Potential operating and individual country risks:  Economic slowdowns or extraordinary political or social change in the countries in which it operates have posed, and could continue to pose, challenges or result in future reductions of Shurgard Europe’s operating cash flows.  

·

Impediments of Shurgard Europe’s joint venture structure:  Shurgard Europe’s significant decisions, involving activities such as borrowing money, capital contributions, raising capital from third parties, as well as selling or acquiring significant assets, require the consent of our joint venture partner.  As a result, Shurgard Europe may be precluded from taking advantage of opportunities that we would find attractive.  In addition, we could be unable to separately pursue such opportunities due to certain market exclusivity provisions of the Shurgard Europe joint venture agreement, and our 49% equity investment may not be easily sold or readily accepted as collateral by potential lenders to Public Storage due to the joint venture structure.

* [What you will do]: Retype the passage on Shurgard Europe's risks word for word, starting with "Potential operating and" and going on through "operating cash flows.". The rows that follow come from a different source than the text above.

Dataset rows
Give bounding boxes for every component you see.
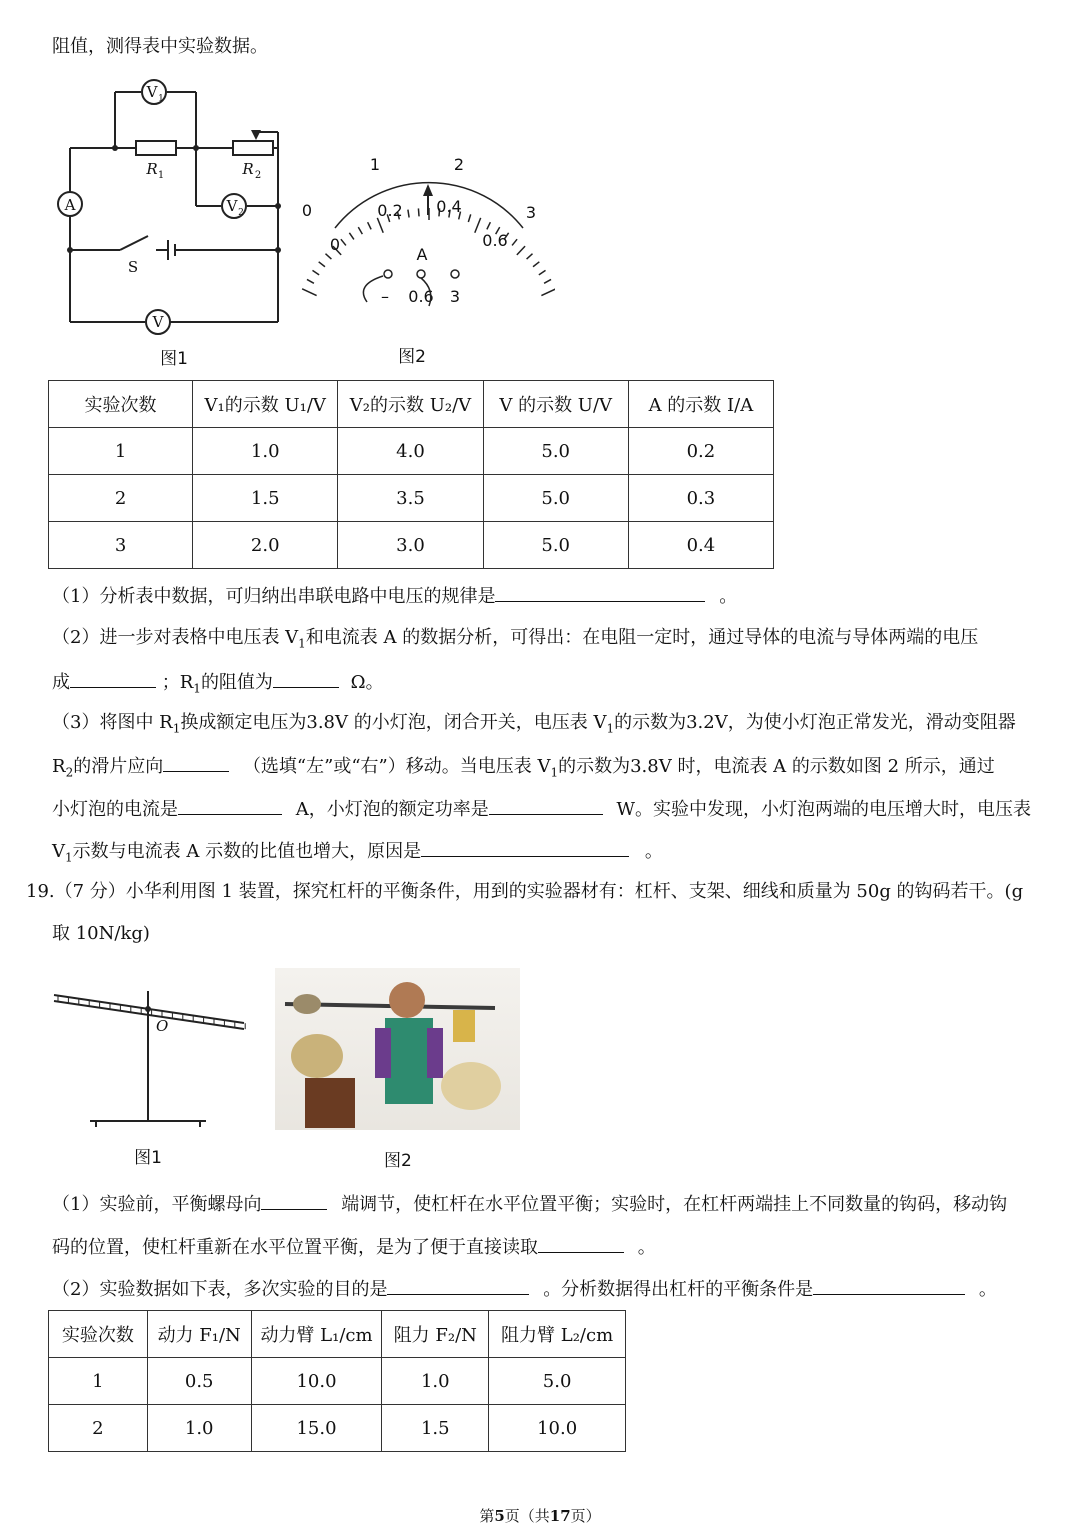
lever-table [48, 1310, 626, 1452]
dial-tick [302, 289, 317, 296]
v-meter-label: V [152, 313, 164, 331]
page-footer: 第5页（共17页） [479, 1507, 601, 1525]
dial-tick [312, 270, 319, 274]
terminal-06: 0.6 [408, 287, 434, 306]
dial-tick [544, 279, 551, 283]
dial-tick [533, 262, 539, 267]
dial-tick [377, 218, 383, 233]
table-cell: 1.5 [382, 1405, 489, 1452]
fig2-caption: 图2 [398, 347, 426, 367]
switch-label: S [127, 258, 139, 276]
q18-part3-line3: 小灯泡的电流是 A，小灯泡的额定功率是 W。实验中发现，小灯泡两端的电压增大时，电压表 [52, 796, 1031, 822]
q18-part2-line1: （2）进一步对表格中电压表 $V_1$和电流表 A 的数据分析，可得出：在电阻一定时，通过导体的电流与导体两端的电压 [52, 627, 979, 651]
a-meter-label: A [64, 196, 76, 214]
v2-label: V [226, 197, 238, 215]
table-header-cell: V₁的示数 U₁/V [193, 381, 338, 428]
meter-unit: A [416, 245, 428, 264]
intro-line: 阻值，测得表中实验数据。 [52, 36, 268, 57]
answer-blank-6[interactable] [489, 796, 603, 815]
table-cell: 1.0 [382, 1358, 489, 1405]
top-scale-0: 0 [301, 201, 313, 220]
carrying-pole-photo [275, 968, 520, 1130]
terminal-3: 3 [449, 287, 461, 306]
table-cell: 5.0 [483, 475, 628, 522]
table-cell: 2.0 [193, 522, 338, 569]
table-cell: 10.0 [489, 1405, 626, 1452]
voltage-table [48, 380, 774, 569]
dial-tick [539, 270, 546, 274]
table-cell: 3.5 [338, 475, 483, 522]
answer-blank-5[interactable] [178, 796, 282, 815]
terminal-minus: – [381, 287, 389, 306]
table-header-cell: V₂的示数 U₂/V [338, 381, 483, 428]
dial-tick [349, 233, 354, 240]
q19-stem-line1: 19.（7 分）小华利用图 1 装置，探究杠杆的平衡条件，用到的实验器材有：杠杆、支架、细线和质量为 50g 的钩码若干。(g [26, 881, 1024, 902]
table-header-cell: 动力 F₁/N [147, 1311, 251, 1358]
table-cell: 15.0 [251, 1405, 382, 1452]
dial-tick [517, 246, 525, 255]
dial-tick [468, 214, 470, 222]
table-cell: 3 [49, 522, 193, 569]
r2-label: R [242, 160, 254, 178]
dial-tick [487, 222, 491, 229]
ammeter-dial [295, 140, 555, 372]
q19-fig2-caption: 图2 [384, 1151, 412, 1171]
table-header-cell: 实验次数 [49, 381, 193, 428]
table-header-cell: 阻力 F₂/N [382, 1311, 489, 1358]
dial-tick [512, 239, 517, 245]
fig1-caption: 图1 [160, 349, 188, 369]
table-cell: 1.0 [193, 428, 338, 475]
top-scale-1: 1 [369, 155, 381, 174]
r2-label-sub: 2 [254, 170, 262, 181]
r1-label-sub: 1 [157, 170, 165, 181]
q19-part2: （2）实验数据如下表，多次实验的目的是 。分析数据得出杠杆的平衡条件是 。 [52, 1276, 997, 1302]
v2-label-sub: 2 [238, 208, 244, 218]
r1-label: R [146, 160, 158, 178]
dial-tick [307, 279, 314, 283]
table-cell: 10.0 [251, 1358, 382, 1405]
dial-tick [341, 239, 346, 245]
pivot-label-o: O [156, 1017, 169, 1035]
table-row [49, 1405, 626, 1452]
table-header-row [49, 1311, 626, 1358]
q19-fig1-caption: 图1 [134, 1148, 162, 1168]
table-header-cell: A 的示数 I/A [628, 381, 773, 428]
v1-label: V [146, 83, 158, 101]
table-cell: 1.5 [193, 475, 338, 522]
answer-blank-7[interactable] [421, 838, 629, 857]
table-row [49, 522, 774, 569]
table-cell: 1.0 [147, 1405, 251, 1452]
table-cell: 4.0 [338, 428, 483, 475]
answer-blank-2[interactable] [70, 669, 156, 688]
table-header-cell: 实验次数 [49, 1311, 148, 1358]
answer-blank-8[interactable] [261, 1191, 327, 1210]
dial-tick [408, 210, 409, 218]
table-cell: 0.3 [628, 475, 773, 522]
table-cell: 0.4 [628, 522, 773, 569]
lever-figure [48, 975, 258, 1170]
table-header-cell: 阻力臂 L₂/cm [489, 1311, 626, 1358]
table-header-cell: V 的示数 U/V [483, 381, 628, 428]
answer-blank-1[interactable] [495, 583, 705, 602]
table-cell: 0.2 [628, 428, 773, 475]
table-header-cell: 动力臂 L₁/cm [251, 1311, 382, 1358]
answer-blank-11[interactable] [813, 1276, 965, 1295]
q18-part1: （1）分析表中数据，可归纳出串联电路中电压的规律是 。 [52, 583, 737, 609]
q18-part3-line2: $R_2$的滑片应向 （选填“左”或“右”）移动。当电压表 $V_1$的示数为3.8V 时，电流表 A 的示数如图 2 所示，通过 [52, 753, 995, 785]
q18-part3-line4: $V_1$示数与电流表 A 示数的比值也增大，原因是 。 [52, 838, 663, 870]
q19-part1-line1: （1）实验前，平衡螺母向 端调节，使杠杆在水平位置平衡；实验时，在杠杆两端挂上不同数量的钩码，移动钩 [52, 1191, 1007, 1217]
top-scale-3: 3 [525, 203, 537, 222]
table-cell: 2 [49, 1405, 148, 1452]
dial-tick [475, 218, 481, 233]
bottom-scale-06: 0.6 [482, 231, 508, 250]
table-header-row [49, 381, 774, 428]
bottom-scale-0: 0 [329, 235, 341, 254]
table-row [49, 1358, 626, 1405]
table-cell: 5.0 [483, 522, 628, 569]
table-row [49, 428, 774, 475]
dial-tick [319, 262, 325, 267]
top-scale-2: 2 [453, 155, 465, 174]
dial-tick [358, 227, 362, 234]
dial-tick [541, 289, 555, 296]
dial-tick [326, 254, 332, 259]
table-cell: 0.5 [147, 1358, 251, 1405]
answer-blank-9[interactable] [538, 1234, 624, 1253]
table-cell: 1 [49, 1358, 148, 1405]
bottom-scale-02: 0.2 [377, 201, 403, 220]
q19-stem-line2: 取 10N/kg) [52, 923, 150, 944]
table-cell: 5.0 [483, 428, 628, 475]
dial-tick [418, 208, 419, 216]
answer-blank-10[interactable] [387, 1276, 529, 1295]
circuit-diagram [48, 72, 298, 372]
table-cell: 3.0 [338, 522, 483, 569]
dial-tick [527, 254, 533, 259]
v1-label-sub: 1 [158, 94, 164, 104]
q18-part2-line2: 成 ；$R_1$的阻值为 Ω。 [52, 669, 384, 701]
table-cell: 2 [49, 475, 193, 522]
q19-part1-line2: 码的位置，使杠杆重新在水平位置平衡，是为了便于直接读取 。 [52, 1234, 656, 1260]
table-cell: 1 [49, 428, 193, 475]
dial-tick [368, 222, 372, 229]
q18-part3-line1: （3）将图中 $R_1$换成额定电压为3.8V 的小灯泡，闭合开关，电压表 $V_1$的示数为3.2V，为使小灯泡正常发光，滑动变阻器 [52, 712, 1016, 736]
table-cell: 5.0 [489, 1358, 626, 1405]
bottom-scale-04: 0.4 [436, 197, 462, 216]
answer-blank-3[interactable] [273, 669, 339, 688]
table-row [49, 475, 774, 522]
answer-blank-4[interactable] [163, 753, 229, 772]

* [Completed exercise]:
Potential operating and individual country risks:  Economic slowdowns or extraordinary political or social change in the countries in which it operates have posed, and could continue to pose, challenges or result in future reductions of Shurgard Europe’s operating cash flows.